Repeat the material exactly, every line of it.
[begin Records supplied]
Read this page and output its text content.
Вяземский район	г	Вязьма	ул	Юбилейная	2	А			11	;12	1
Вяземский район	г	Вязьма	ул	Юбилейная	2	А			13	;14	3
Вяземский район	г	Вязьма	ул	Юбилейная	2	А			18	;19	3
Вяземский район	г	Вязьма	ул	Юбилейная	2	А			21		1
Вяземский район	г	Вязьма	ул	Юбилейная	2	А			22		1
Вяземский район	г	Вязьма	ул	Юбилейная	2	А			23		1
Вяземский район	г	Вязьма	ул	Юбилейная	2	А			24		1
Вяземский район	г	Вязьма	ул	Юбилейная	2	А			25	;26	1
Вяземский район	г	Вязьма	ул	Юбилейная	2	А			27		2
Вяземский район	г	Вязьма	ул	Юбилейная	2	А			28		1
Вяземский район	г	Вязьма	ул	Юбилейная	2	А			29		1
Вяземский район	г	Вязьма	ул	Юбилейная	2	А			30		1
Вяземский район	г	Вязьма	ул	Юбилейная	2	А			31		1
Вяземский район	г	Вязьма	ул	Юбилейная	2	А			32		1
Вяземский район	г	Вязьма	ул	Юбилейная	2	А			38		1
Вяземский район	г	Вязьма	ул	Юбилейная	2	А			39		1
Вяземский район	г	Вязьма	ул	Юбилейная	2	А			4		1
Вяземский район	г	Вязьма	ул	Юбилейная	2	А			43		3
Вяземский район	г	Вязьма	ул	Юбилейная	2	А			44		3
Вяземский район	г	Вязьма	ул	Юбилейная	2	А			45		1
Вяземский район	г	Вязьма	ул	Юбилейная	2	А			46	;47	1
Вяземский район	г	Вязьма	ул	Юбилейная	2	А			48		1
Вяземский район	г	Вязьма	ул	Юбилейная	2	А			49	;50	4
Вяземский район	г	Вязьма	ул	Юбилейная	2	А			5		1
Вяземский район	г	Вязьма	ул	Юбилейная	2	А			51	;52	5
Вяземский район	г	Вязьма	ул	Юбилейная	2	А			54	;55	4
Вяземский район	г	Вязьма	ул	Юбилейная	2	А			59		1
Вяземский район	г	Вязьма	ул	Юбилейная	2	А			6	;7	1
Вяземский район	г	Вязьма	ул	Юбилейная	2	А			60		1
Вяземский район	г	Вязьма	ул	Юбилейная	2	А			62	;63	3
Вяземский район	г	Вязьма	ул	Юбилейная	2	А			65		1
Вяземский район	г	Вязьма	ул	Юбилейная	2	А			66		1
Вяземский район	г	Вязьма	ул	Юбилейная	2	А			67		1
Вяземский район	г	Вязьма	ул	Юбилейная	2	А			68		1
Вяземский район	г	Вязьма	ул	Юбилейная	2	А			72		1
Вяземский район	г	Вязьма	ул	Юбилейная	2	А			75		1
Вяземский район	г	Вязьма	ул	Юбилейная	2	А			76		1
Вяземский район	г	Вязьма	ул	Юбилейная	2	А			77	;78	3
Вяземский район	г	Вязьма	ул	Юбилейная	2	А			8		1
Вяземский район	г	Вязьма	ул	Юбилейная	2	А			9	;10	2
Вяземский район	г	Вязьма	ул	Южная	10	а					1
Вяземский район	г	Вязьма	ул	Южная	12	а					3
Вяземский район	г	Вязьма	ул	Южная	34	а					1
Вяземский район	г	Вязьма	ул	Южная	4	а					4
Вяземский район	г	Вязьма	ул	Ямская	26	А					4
[end Records supplied]
### Answer for the task
Read this page and output its text content.
Вяземский район	г	Вязьма	ул	Юбилейная	2	А			11	;12	1
Вяземский район	г	Вязьма	ул	Юбилейная	2	А			13	;14	3
Вяземский район	г	Вязьма	ул	Юбилейная	2	А			18	;19	3
Вяземский район	г	Вязьма	ул	Юбилейная	2	А			21		1
Вяземский район	г	Вязьма	ул	Юбилейная	2	А			22		1
Вяземский район	г	Вязьма	ул	Юбилейная	2	А			23		1
Вяземский район	г	Вязьма	ул	Юбилейная	2	А			24		1
Вяземский район	г	Вязьма	ул	Юбилейная	2	А			25	;26	1
Вяземский район	г	Вязьма	ул	Юбилейная	2	А			27		2
Вяземский район	г	Вязьма	ул	Юбилейная	2	А			28		1
Вяземский район	г	Вязьма	ул	Юбилейная	2	А			29		1
Вяземский район	г	Вязьма	ул	Юбилейная	2	А			30		1
Вяземский район	г	Вязьма	ул	Юбилейная	2	А			31		1
Вяземский район	г	Вязьма	ул	Юбилейная	2	А			32		1
Вяземский район	г	Вязьма	ул	Юбилейная	2	А			38		1
Вяземский район	г	Вязьма	ул	Юбилейная	2	А			39		1
Вяземский район	г	Вязьма	ул	Юбилейная	2	А			4		1
Вяземский район	г	Вязьма	ул	Юбилейная	2	А			43		3
Вяземский район	г	Вязьма	ул	Юбилейная	2	А			44		3
Вяземский район	г	Вязьма	ул	Юбилейная	2	А			45		1
Вяземский район	г	Вязьма	ул	Юбилейная	2	А			46	;47	1
Вяземский район	г	Вязьма	ул	Юбилейная	2	А			48		1
Вяземский район	г	Вязьма	ул	Юбилейная	2	А			49	;50	4
Вяземский район	г	Вязьма	ул	Юбилейная	2	А			5		1
Вяземский район	г	Вязьма	ул	Юбилейная	2	А			51	;52	5
Вяземский район	г	Вязьма	ул	Юбилейная	2	А			54	;55	4
Вяземский район	г	Вязьма	ул	Юбилейная	2	А			59		1
Вяземский район	г	Вязьма	ул	Юбилейная	2	А			6	;7	1
Вяземский район	г	Вязьма	ул	Юбилейная	2	А			60		1
Вяземский район	г	Вязьма	ул	Юбилейная	2	А			62	;63	3
Вяземский район	г	Вязьма	ул	Юбилейная	2	А			65		1
Вяземский район	г	Вязьма	ул	Юбилейная	2	А			66		1
Вяземский район	г	Вязьма	ул	Юбилейная	2	А			67		1
Вяземский район	г	Вязьма	ул	Юбилейная	2	А			68		1
Вяземский район	г	Вязьма	ул	Юбилейная	2	А			72		1
Вяземский район	г	Вязьма	ул	Юбилейная	2	А			75		1
Вяземский район	г	Вязьма	ул	Юбилейная	2	А			76		1
Вяземский район	г	Вязьма	ул	Юбилейная	2	А			77	;78	3
Вяземский район	г	Вязьма	ул	Юбилейная	2	А			8		1
Вяземский район	г	Вязьма	ул	Юбилейная	2	А			9	;10	2
Вяземский район	г	Вязьма	ул	Южная	10	а					1
Вяземский район	г	Вязьма	ул	Южная	12	а					3
Вяземский район	г	Вязьма	ул	Южная	34	а					1
Вяземский район	г	Вязьма	ул	Южная	4	а					4
Вяземский район	г	Вязьма	ул	Ямская	26	А					4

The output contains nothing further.